• WORK TO BE COMPLETED: Repeat every line exactly, keeping the pictures out of the copy.

#####

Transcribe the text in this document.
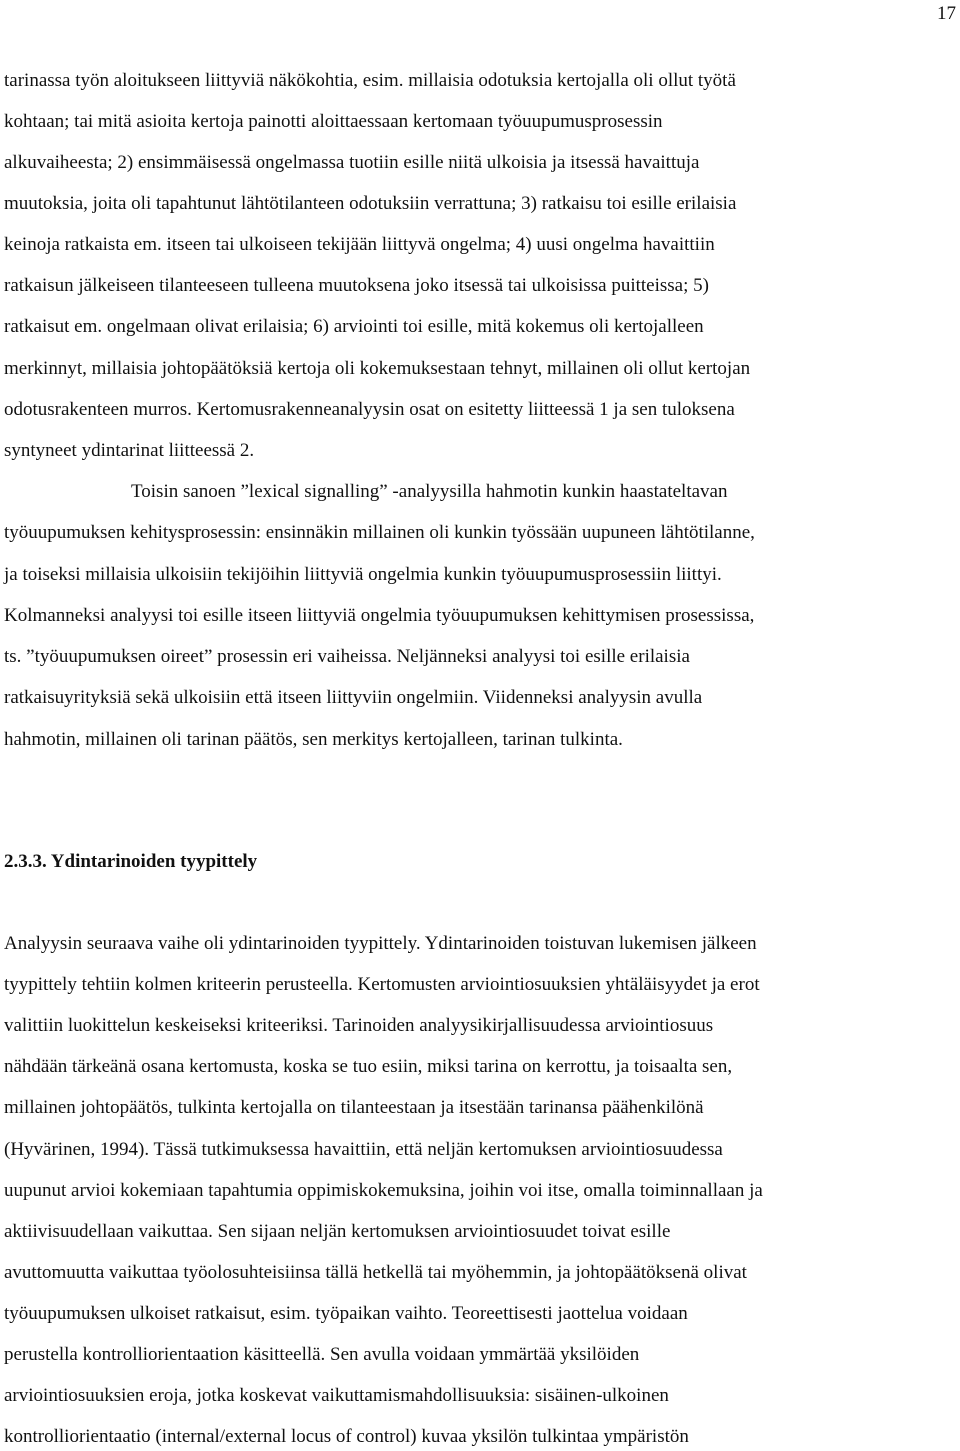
17
tarinassa työn aloitukseen liittyviä näkökohtia, esim. millaisia odotuksia kertojalla oli ollut työtä
kohtaan; tai mitä asioita kertoja painotti aloittaessaan kertomaan työuupumusprosessin
alkuvaiheesta; 2) ensimmäisessä ongelmassa tuotiin esille niitä ulkoisia ja itsessä havaittuja
muutoksia, joita oli tapahtunut lähtötilanteen odotuksiin verrattuna; 3) ratkaisu toi esille erilaisia
keinoja ratkaista em. itseen tai ulkoiseen tekijään liittyvä ongelma; 4) uusi ongelma havaittiin
ratkaisun jälkeiseen tilanteeseen tulleena muutoksena joko itsessä tai ulkoisissa puitteissa; 5)
ratkaisut em. ongelmaan olivat erilaisia; 6) arviointi toi esille, mitä kokemus oli kertojalleen
merkinnyt, millaisia johtopäätöksiä kertoja oli kokemuksestaan tehnyt, millainen oli ollut kertojan
odotusrakenteen murros. Kertomusrakenneanalyysin osat on esitetty liitteessä 1 ja sen tuloksena
syntyneet ydintarinat liitteessä 2.
Toisin sanoen ”lexical signalling” -analyysilla hahmotin kunkin haastateltavan
työuupumuksen kehitysprosessin: ensinnäkin millainen oli kunkin työssään uupuneen lähtötilanne,
ja toiseksi millaisia ulkoisiin tekijöihin liittyviä ongelmia kunkin työuupumusprosessiin liittyi.
Kolmanneksi analyysi toi esille itseen liittyviä ongelmia työuupumuksen kehittymisen prosessissa,
ts. ”työuupumuksen oireet” prosessin eri vaiheissa. Neljänneksi analyysi toi esille erilaisia
ratkaisuyrityksiä sekä ulkoisiin että itseen liittyviin ongelmiin. Viidenneksi analyysin avulla
hahmotin, millainen oli tarinan päätös, sen merkitys kertojalleen, tarinan tulkinta.
2.3.3. Ydintarinoiden tyypittely
Analyysin seuraava vaihe oli ydintarinoiden tyypittely. Ydintarinoiden toistuvan lukemisen jälkeen
tyypittely tehtiin kolmen kriteerin perusteella. Kertomusten arviointiosuuksien yhtäläisyydet ja erot
valittiin luokittelun keskeiseksi kriteeriksi. Tarinoiden analyysikirjallisuudessa arviointiosuus
nähdään tärkeänä osana kertomusta, koska se tuo esiin, miksi tarina on kerrottu, ja toisaalta sen,
millainen johtopäätös, tulkinta kertojalla on tilanteestaan ja itsestään tarinansa päähenkilönä
(Hyvärinen, 1994). Tässä tutkimuksessa havaittiin, että neljän kertomuksen arviointiosuudessa
uupunut arvioi kokemiaan tapahtumia oppimiskokemuksina, joihin voi itse, omalla toiminnallaan ja
aktiivisuudellaan vaikuttaa. Sen sijaan neljän kertomuksen arviointiosuudet toivat esille
avuttomuutta vaikuttaa työolosuhteisiinsa tällä hetkellä tai myöhemmin, ja johtopäätöksenä olivat
työuupumuksen ulkoiset ratkaisut, esim. työpaikan vaihto. Teoreettisesti jaottelua voidaan
perustella kontrolliorientaation käsitteellä. Sen avulla voidaan ymmärtää yksilöiden
arviointiosuuksien eroja, jotka koskevat vaikuttamismahdollisuuksia: sisäinen-ulkoinen
kontrolliorientaatio (internal/external locus of control) kuvaa yksilön tulkintaa ympäristön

#####

• FULL OUTPUT:
Transcribe the text in this document.
17
tarinassa työn aloitukseen liittyviä näkökohtia, esim. millaisia odotuksia kertojalla oli ollut työtä
kohtaan; tai mitä asioita kertoja painotti aloittaessaan kertomaan työuupumusprosessin
alkuvaiheesta; 2) ensimmäisessä ongelmassa tuotiin esille niitä ulkoisia ja itsessä havaittuja
muutoksia, joita oli tapahtunut lähtötilanteen odotuksiin verrattuna; 3) ratkaisu toi esille erilaisia
keinoja ratkaista em. itseen tai ulkoiseen tekijään liittyvä ongelma; 4) uusi ongelma havaittiin
ratkaisun jälkeiseen tilanteeseen tulleena muutoksena joko itsessä tai ulkoisissa puitteissa; 5)
ratkaisut em. ongelmaan olivat erilaisia; 6) arviointi toi esille, mitä kokemus oli kertojalleen
merkinnyt, millaisia johtopäätöksiä kertoja oli kokemuksestaan tehnyt, millainen oli ollut kertojan
odotusrakenteen murros. Kertomusrakenneanalyysin osat on esitetty liitteessä 1 ja sen tuloksena
syntyneet ydintarinat liitteessä 2.
Toisin sanoen ”lexical signalling” -analyysilla hahmotin kunkin haastateltavan
työuupumuksen kehitysprosessin: ensinnäkin millainen oli kunkin työssään uupuneen lähtötilanne,
ja toiseksi millaisia ulkoisiin tekijöihin liittyviä ongelmia kunkin työuupumusprosessiin liittyi.
Kolmanneksi analyysi toi esille itseen liittyviä ongelmia työuupumuksen kehittymisen prosessissa,
ts. ”työuupumuksen oireet” prosessin eri vaiheissa. Neljänneksi analyysi toi esille erilaisia
ratkaisuyrityksiä sekä ulkoisiin että itseen liittyviin ongelmiin. Viidenneksi analyysin avulla
hahmotin, millainen oli tarinan päätös, sen merkitys kertojalleen, tarinan tulkinta.
2.3.3. Ydintarinoiden tyypittely
Analyysin seuraava vaihe oli ydintarinoiden tyypittely. Ydintarinoiden toistuvan lukemisen jälkeen
tyypittely tehtiin kolmen kriteerin perusteella. Kertomusten arviointiosuuksien yhtäläisyydet ja erot
valittiin luokittelun keskeiseksi kriteeriksi. Tarinoiden analyysikirjallisuudessa arviointiosuus
nähdään tärkeänä osana kertomusta, koska se tuo esiin, miksi tarina on kerrottu, ja toisaalta sen,
millainen johtopäätös, tulkinta kertojalla on tilanteestaan ja itsestään tarinansa päähenkilönä
(Hyvärinen, 1994). Tässä tutkimuksessa havaittiin, että neljän kertomuksen arviointiosuudessa
uupunut arvioi kokemiaan tapahtumia oppimiskokemuksina, joihin voi itse, omalla toiminnallaan ja
aktiivisuudellaan vaikuttaa. Sen sijaan neljän kertomuksen arviointiosuudet toivat esille
avuttomuutta vaikuttaa työolosuhteisiinsa tällä hetkellä tai myöhemmin, ja johtopäätöksenä olivat
työuupumuksen ulkoiset ratkaisut, esim. työpaikan vaihto. Teoreettisesti jaottelua voidaan
perustella kontrolliorientaation käsitteellä. Sen avulla voidaan ymmärtää yksilöiden
arviointiosuuksien eroja, jotka koskevat vaikuttamismahdollisuuksia: sisäinen-ulkoinen
kontrolliorientaatio (internal/external locus of control) kuvaa yksilön tulkintaa ympäristön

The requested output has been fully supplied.